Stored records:
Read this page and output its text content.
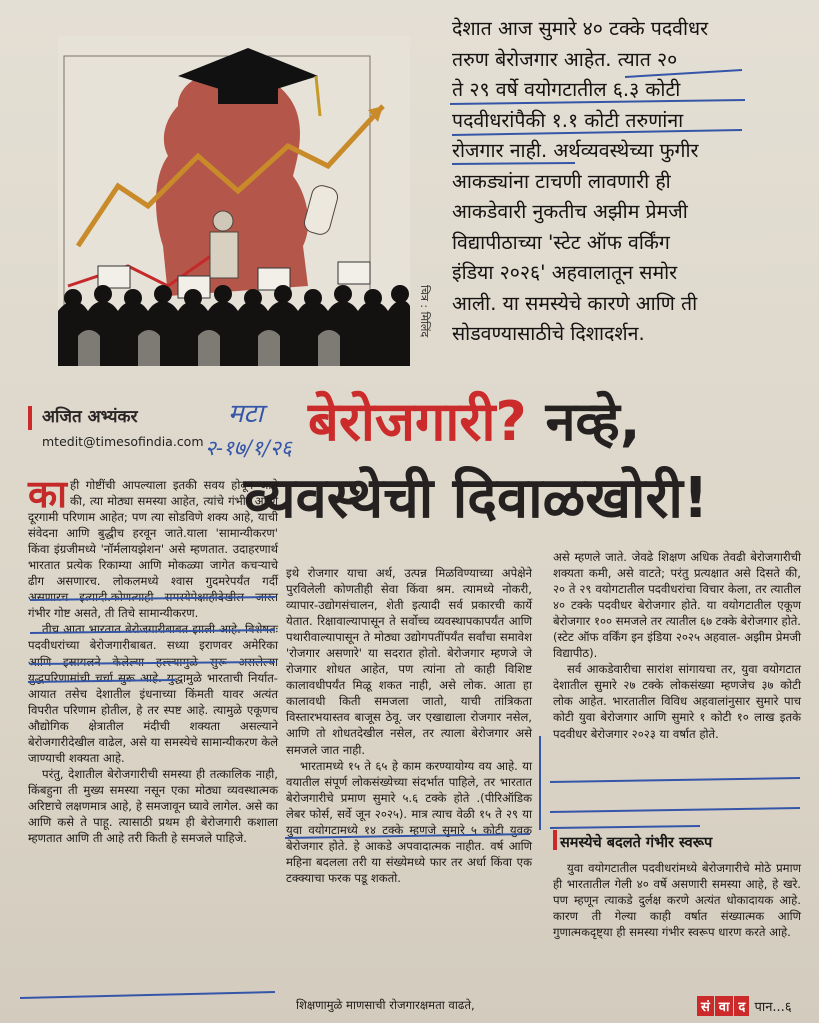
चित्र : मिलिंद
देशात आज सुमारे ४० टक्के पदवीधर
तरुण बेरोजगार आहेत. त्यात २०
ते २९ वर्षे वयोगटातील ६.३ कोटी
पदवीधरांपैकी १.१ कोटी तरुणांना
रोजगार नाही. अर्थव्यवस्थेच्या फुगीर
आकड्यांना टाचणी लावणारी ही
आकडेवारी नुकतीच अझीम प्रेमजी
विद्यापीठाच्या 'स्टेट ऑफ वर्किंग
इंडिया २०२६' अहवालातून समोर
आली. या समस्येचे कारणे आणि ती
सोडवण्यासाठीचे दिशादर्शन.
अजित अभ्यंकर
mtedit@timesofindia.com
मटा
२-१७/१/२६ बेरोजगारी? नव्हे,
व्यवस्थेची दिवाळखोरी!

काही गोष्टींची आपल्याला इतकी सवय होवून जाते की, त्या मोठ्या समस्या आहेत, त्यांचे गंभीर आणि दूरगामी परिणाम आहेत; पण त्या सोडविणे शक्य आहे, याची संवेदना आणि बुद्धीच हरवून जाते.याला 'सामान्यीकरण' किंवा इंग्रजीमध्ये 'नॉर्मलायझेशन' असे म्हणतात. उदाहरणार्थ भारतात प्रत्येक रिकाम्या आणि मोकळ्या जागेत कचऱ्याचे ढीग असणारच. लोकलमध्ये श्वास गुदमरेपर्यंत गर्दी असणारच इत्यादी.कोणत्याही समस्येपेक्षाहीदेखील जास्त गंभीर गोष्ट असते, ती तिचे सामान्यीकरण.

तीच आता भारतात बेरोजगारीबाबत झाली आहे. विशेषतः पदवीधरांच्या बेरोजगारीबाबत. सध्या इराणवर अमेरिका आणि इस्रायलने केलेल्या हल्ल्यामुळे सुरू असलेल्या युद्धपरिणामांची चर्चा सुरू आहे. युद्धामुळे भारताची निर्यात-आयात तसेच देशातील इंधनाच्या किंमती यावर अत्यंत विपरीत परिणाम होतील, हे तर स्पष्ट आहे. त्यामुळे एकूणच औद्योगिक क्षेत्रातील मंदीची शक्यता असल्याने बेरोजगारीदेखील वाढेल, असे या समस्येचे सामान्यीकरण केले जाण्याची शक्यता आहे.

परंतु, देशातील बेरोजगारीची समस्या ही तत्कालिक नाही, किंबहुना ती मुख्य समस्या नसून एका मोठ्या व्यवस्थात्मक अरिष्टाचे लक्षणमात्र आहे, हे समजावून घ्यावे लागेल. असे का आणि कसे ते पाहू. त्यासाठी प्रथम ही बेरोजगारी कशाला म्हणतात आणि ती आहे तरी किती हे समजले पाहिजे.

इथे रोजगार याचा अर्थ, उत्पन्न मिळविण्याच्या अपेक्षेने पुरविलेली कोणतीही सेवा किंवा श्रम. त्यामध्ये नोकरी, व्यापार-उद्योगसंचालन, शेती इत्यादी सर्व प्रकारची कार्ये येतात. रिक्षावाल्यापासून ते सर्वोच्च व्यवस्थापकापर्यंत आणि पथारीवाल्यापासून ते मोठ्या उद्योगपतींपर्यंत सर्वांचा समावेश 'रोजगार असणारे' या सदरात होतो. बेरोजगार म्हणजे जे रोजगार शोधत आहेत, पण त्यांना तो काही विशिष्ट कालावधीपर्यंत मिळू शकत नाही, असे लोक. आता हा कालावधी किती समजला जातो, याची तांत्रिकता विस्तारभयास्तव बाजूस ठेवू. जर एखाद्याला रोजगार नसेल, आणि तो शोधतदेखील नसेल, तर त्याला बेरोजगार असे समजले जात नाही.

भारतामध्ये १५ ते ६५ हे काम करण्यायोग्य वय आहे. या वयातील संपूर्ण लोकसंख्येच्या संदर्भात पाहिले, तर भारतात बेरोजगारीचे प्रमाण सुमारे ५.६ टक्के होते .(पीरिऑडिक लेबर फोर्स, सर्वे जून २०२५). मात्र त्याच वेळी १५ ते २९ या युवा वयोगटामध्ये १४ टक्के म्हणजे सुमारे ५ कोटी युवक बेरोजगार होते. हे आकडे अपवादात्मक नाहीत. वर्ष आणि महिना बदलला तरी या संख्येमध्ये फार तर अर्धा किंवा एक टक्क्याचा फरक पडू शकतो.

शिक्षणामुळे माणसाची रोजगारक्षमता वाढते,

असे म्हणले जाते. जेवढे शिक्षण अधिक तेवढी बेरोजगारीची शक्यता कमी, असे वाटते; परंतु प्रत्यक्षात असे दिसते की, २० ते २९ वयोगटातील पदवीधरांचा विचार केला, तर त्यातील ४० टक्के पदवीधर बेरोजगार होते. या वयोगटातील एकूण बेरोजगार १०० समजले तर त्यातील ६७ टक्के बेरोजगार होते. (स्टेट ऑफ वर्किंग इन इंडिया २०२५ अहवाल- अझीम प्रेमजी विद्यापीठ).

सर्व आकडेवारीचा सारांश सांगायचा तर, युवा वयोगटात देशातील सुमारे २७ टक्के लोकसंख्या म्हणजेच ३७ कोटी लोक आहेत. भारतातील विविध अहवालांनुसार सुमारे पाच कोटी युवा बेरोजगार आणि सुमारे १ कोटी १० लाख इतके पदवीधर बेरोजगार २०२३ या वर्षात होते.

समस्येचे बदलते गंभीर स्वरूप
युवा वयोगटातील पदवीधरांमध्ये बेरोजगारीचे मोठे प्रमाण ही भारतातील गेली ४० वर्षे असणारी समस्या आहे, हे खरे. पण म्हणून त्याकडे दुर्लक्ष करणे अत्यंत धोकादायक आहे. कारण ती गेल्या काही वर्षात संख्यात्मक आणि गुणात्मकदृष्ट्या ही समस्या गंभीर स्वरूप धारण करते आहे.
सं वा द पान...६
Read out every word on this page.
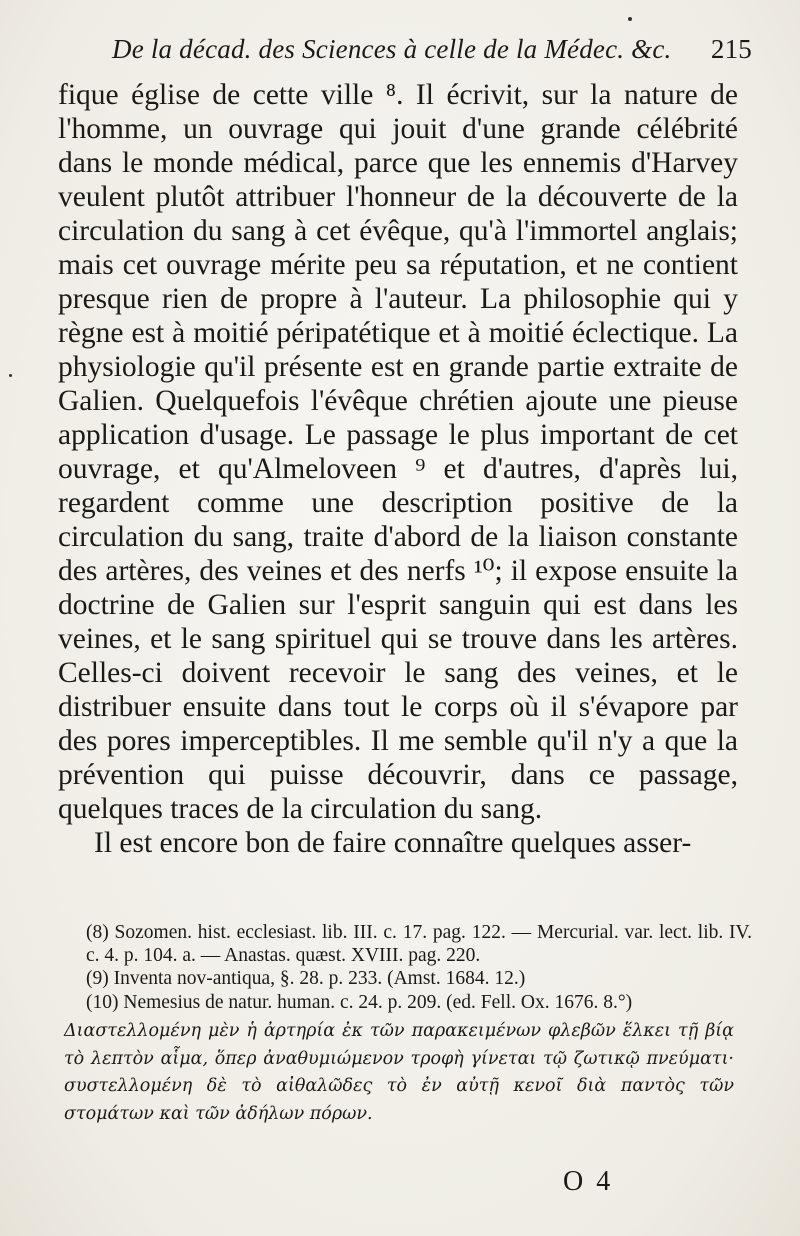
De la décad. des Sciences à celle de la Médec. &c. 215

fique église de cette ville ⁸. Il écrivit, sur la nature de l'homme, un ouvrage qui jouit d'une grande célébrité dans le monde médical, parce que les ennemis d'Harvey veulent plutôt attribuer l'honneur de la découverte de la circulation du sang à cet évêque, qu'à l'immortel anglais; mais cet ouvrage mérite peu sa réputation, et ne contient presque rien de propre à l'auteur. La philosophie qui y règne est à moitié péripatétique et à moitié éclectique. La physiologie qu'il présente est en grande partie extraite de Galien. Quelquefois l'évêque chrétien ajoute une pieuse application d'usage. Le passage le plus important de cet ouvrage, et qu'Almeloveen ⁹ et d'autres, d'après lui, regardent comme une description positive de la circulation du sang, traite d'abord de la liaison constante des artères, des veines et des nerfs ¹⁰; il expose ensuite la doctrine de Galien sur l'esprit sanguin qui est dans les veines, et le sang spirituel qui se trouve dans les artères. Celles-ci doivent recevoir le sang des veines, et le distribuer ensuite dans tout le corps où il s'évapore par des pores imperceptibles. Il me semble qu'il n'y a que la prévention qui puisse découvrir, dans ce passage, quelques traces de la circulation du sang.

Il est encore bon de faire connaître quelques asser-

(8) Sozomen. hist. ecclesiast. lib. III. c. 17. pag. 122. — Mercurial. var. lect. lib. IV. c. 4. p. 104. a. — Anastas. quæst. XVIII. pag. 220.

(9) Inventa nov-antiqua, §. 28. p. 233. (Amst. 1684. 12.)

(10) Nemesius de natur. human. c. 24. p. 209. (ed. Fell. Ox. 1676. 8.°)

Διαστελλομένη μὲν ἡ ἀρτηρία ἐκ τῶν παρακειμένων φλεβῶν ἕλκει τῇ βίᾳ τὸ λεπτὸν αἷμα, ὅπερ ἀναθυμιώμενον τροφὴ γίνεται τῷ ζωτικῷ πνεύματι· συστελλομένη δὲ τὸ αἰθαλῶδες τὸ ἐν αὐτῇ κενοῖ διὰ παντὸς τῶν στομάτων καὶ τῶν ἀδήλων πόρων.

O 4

...

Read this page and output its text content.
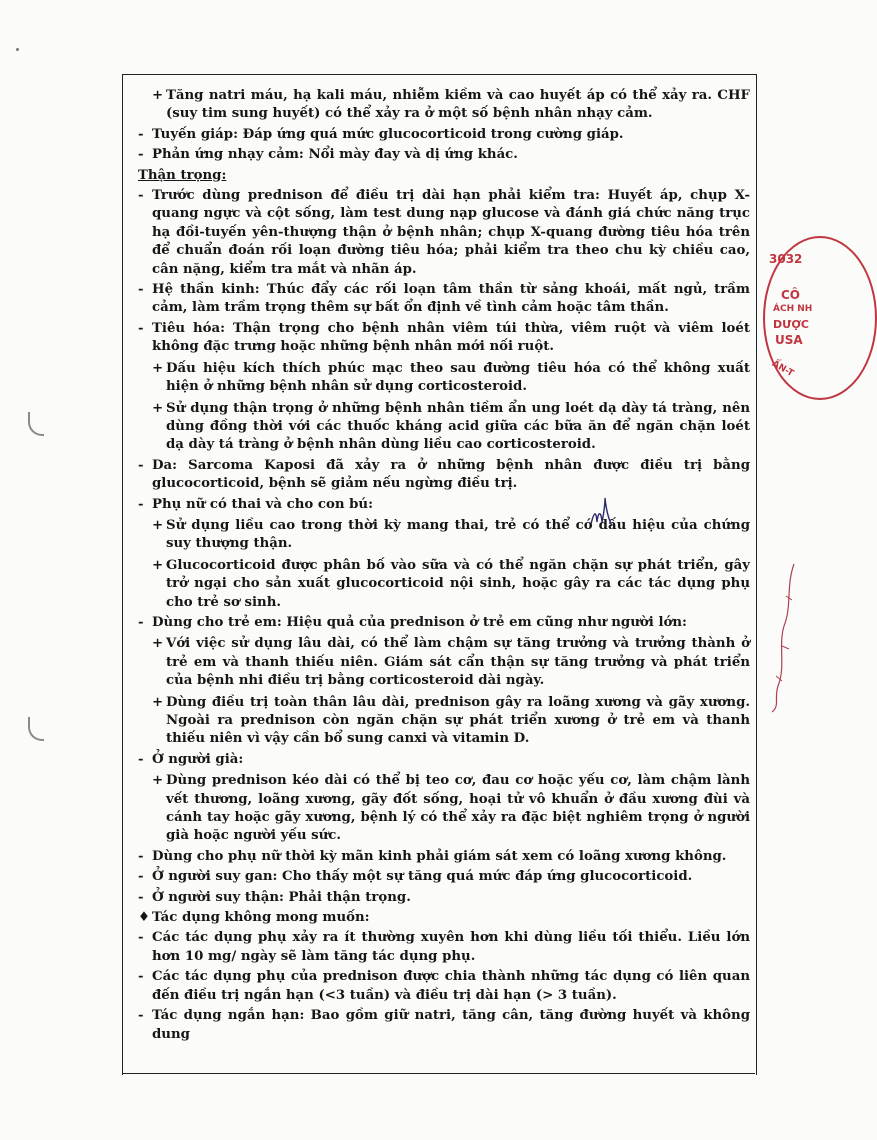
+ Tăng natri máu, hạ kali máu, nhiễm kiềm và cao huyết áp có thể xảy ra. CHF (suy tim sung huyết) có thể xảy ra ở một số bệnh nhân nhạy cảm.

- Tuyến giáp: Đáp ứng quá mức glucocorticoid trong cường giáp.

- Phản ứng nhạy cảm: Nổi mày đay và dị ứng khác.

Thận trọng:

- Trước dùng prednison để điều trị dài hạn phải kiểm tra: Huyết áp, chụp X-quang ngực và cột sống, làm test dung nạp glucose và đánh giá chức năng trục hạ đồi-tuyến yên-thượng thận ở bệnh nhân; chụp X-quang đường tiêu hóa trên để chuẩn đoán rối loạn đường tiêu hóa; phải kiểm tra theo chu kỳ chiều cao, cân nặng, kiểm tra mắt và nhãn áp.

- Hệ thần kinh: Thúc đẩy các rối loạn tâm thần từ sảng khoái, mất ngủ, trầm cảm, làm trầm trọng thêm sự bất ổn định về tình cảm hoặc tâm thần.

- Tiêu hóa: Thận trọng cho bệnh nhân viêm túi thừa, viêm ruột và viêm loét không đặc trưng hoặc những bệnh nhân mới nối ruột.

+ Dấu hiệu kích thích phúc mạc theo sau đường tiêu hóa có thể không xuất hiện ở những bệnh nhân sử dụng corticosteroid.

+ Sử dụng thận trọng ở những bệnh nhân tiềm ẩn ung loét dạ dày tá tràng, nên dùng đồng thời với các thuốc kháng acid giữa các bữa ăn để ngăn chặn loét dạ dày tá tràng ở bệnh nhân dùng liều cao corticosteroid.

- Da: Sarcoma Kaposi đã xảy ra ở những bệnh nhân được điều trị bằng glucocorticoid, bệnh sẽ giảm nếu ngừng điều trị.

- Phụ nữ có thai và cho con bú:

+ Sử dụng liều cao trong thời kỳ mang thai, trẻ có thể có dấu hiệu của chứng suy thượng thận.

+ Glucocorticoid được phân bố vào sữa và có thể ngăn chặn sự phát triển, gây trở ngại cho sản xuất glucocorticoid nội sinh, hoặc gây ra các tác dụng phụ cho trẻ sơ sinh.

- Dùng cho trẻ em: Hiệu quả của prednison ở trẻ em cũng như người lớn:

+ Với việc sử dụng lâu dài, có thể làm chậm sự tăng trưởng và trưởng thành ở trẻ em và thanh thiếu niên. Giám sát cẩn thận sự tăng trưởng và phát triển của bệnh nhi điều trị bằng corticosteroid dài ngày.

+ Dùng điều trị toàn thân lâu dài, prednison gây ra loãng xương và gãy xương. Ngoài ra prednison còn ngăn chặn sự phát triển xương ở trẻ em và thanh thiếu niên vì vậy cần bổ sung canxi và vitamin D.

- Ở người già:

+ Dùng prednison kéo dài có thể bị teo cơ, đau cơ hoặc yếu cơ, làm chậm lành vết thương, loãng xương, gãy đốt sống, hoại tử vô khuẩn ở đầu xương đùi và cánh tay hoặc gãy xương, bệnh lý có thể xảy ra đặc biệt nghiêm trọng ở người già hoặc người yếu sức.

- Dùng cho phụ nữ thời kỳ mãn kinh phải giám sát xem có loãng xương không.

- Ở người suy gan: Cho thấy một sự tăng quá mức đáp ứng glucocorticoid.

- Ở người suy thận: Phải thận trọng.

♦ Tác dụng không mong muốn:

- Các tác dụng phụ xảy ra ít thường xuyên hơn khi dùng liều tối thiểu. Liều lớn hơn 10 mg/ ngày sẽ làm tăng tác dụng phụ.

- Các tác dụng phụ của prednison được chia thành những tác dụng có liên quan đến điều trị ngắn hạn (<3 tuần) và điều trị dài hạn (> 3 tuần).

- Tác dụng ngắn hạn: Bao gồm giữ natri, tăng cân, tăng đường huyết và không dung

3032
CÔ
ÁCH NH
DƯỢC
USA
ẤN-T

» **Work to complete**
Check every line in the material above for the string "trong", then give only the number of lines that have it.

» **Solution**
2